━━━ Working data ━━━

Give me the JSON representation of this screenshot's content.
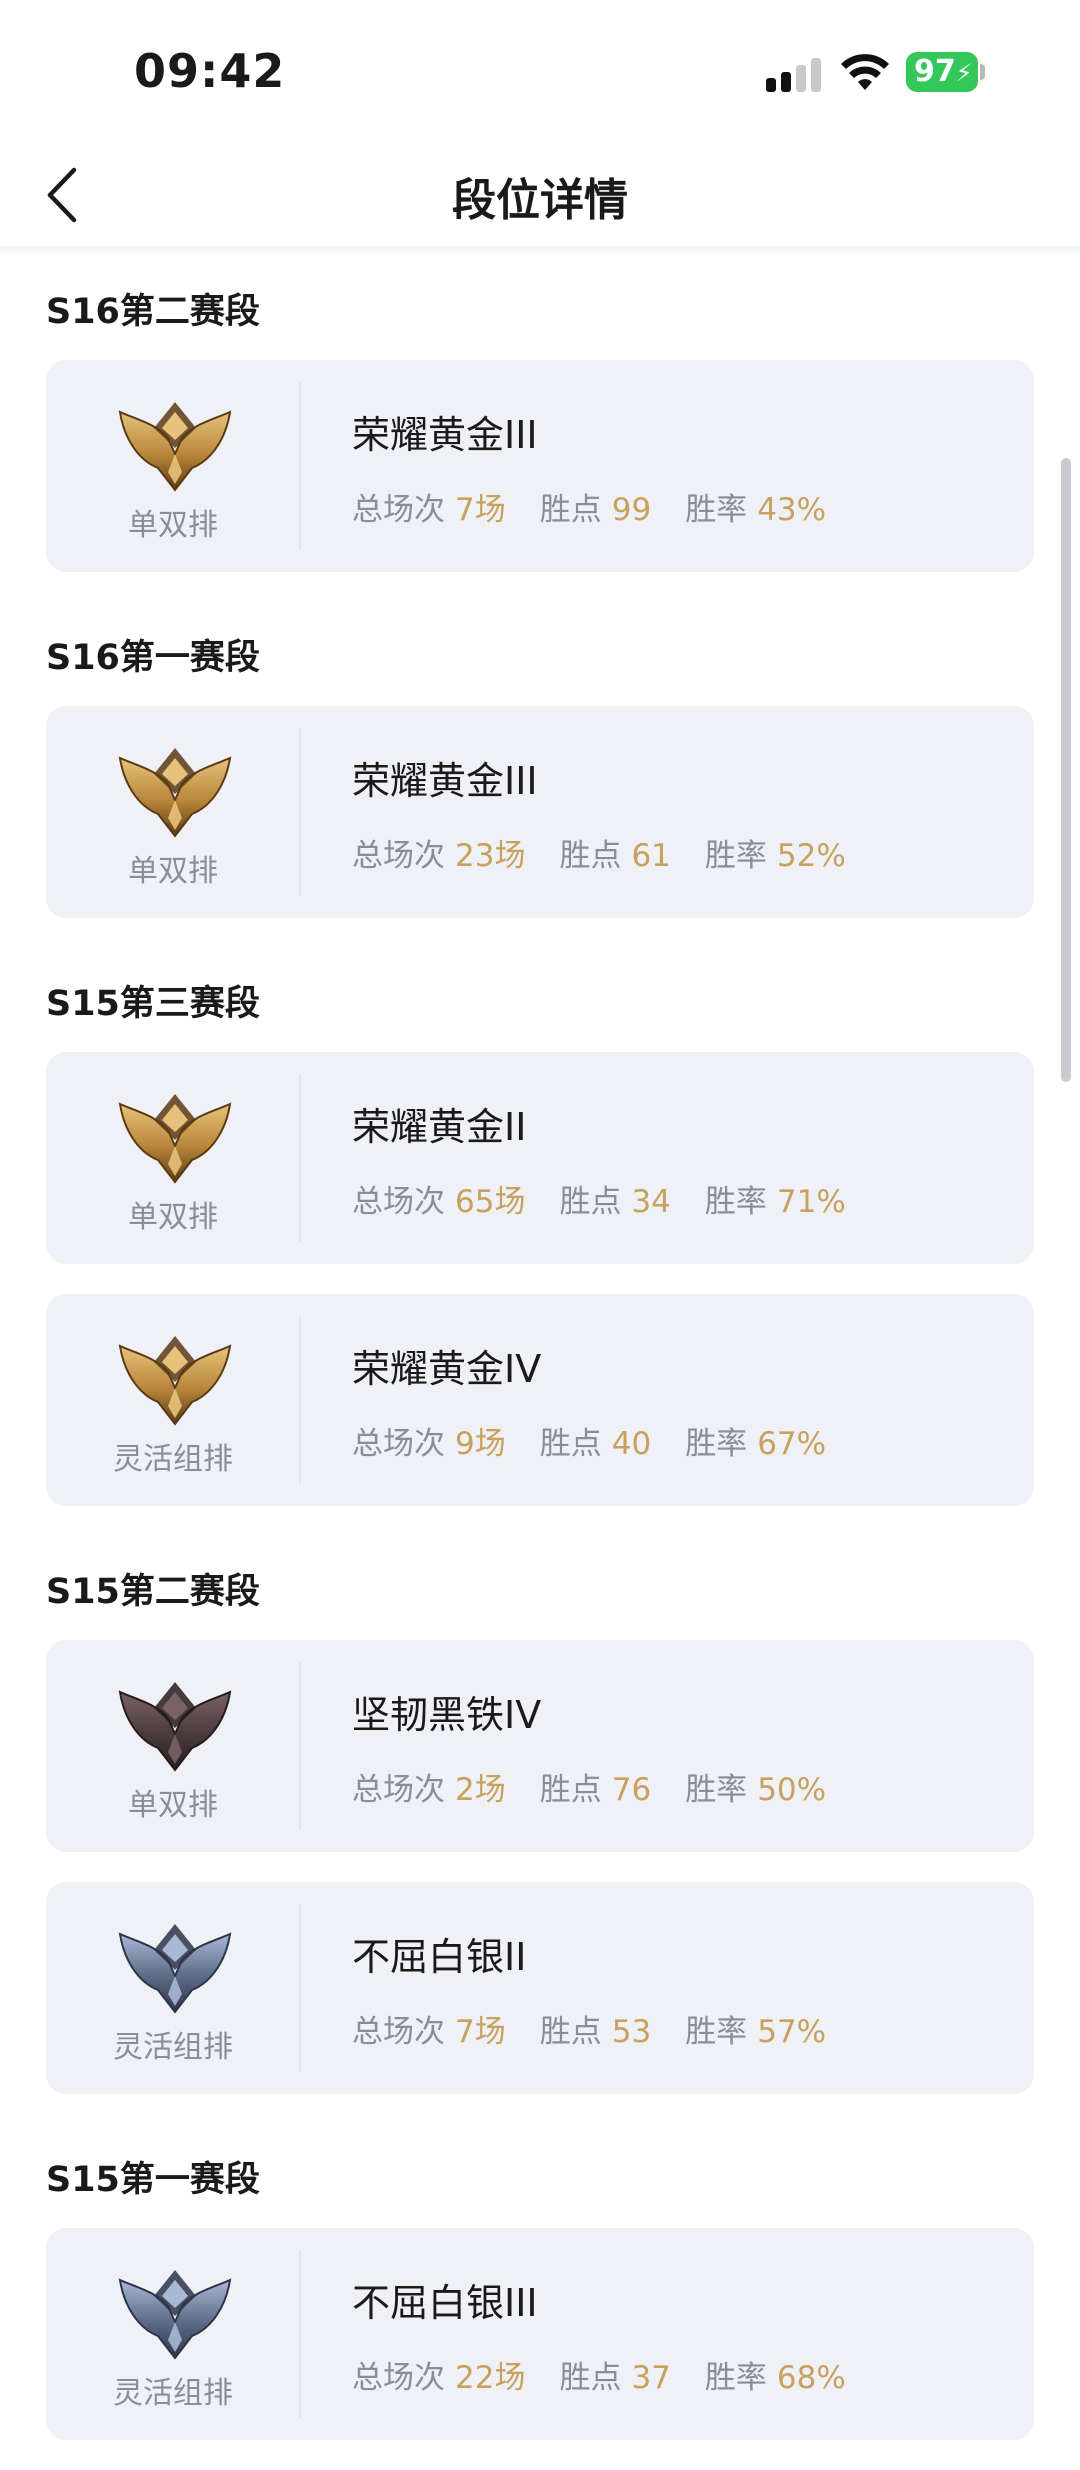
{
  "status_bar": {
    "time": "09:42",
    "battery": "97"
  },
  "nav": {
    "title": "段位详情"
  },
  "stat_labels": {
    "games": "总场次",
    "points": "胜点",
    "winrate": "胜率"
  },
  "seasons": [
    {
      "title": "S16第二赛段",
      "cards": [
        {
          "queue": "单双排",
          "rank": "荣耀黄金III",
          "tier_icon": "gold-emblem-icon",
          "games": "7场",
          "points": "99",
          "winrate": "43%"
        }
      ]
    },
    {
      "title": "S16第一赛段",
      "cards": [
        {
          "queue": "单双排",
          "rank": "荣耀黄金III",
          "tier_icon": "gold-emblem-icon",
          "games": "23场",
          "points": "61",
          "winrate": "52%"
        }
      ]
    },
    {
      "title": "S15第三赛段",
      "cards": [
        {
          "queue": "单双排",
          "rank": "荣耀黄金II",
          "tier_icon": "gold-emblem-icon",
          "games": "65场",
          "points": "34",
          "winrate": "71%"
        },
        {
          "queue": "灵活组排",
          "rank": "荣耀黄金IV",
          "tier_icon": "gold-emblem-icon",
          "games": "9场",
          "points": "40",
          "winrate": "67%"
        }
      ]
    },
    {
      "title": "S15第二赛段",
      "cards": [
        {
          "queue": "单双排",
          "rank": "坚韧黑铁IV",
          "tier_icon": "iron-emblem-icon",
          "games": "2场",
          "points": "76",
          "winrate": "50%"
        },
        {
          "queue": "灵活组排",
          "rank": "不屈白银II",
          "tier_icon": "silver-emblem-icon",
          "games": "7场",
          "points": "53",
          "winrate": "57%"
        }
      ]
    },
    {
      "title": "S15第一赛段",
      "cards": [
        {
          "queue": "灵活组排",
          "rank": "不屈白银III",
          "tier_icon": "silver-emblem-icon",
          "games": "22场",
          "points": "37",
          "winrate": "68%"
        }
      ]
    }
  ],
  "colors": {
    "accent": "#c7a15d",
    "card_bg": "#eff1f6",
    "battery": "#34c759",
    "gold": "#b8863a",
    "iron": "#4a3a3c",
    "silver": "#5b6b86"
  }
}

━━━

▶ Aim of the task: Report the number of lines in the listing above that include the word "points", and nothing else.

▶ Exercise solution: 8